> **STATED TASK**:
Gather each line of the records where "Anomaly" appears.

(Records from a dataset)
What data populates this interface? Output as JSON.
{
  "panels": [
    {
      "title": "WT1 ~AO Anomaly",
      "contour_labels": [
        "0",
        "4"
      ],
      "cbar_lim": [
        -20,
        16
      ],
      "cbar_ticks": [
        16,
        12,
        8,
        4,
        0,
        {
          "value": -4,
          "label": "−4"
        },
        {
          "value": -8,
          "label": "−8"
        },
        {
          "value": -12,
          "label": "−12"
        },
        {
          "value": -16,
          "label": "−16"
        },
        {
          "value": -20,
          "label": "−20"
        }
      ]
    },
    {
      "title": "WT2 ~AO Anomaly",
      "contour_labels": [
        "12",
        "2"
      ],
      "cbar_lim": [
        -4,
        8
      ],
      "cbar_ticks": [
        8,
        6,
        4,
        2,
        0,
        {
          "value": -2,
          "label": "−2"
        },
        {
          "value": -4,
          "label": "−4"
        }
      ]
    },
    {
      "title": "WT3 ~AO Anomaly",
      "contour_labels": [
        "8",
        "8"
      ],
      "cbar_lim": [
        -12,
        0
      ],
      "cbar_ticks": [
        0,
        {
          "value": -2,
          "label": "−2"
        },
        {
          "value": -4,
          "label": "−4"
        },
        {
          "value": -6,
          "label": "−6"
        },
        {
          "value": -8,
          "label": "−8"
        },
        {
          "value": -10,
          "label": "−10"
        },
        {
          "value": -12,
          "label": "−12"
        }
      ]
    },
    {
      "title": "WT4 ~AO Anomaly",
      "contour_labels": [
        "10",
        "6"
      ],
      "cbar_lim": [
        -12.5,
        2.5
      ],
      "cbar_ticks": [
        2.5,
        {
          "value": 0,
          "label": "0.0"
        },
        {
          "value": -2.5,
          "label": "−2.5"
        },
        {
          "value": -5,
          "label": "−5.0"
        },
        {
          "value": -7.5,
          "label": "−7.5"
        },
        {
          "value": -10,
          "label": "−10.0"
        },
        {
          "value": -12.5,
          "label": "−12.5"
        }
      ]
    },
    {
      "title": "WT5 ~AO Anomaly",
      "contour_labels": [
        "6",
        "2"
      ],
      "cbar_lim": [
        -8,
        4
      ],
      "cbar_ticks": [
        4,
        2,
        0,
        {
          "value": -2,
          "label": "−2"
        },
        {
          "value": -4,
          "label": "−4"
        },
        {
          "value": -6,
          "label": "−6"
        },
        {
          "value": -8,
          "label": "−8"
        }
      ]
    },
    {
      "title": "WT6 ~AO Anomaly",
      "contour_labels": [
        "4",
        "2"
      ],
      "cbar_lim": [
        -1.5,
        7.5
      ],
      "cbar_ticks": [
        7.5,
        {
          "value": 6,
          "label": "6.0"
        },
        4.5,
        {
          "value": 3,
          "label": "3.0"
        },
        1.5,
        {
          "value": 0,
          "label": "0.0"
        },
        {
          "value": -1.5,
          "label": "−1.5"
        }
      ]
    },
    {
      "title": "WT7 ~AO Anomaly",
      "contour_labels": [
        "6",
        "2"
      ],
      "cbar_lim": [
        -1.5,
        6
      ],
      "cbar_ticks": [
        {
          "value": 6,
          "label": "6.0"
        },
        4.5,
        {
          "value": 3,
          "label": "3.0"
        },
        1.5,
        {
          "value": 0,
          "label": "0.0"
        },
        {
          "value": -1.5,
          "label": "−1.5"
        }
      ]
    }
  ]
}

> **CORRECT RESULT**:
      "title": "WT1 ~AO Anomaly",
      "title": "WT2 ~AO Anomaly",
      "title": "WT3 ~AO Anomaly",
      "title": "WT4 ~AO Anomaly",
      "title": "WT5 ~AO Anomaly",
      "title": "WT6 ~AO Anomaly",
      "title": "WT7 ~AO Anomaly",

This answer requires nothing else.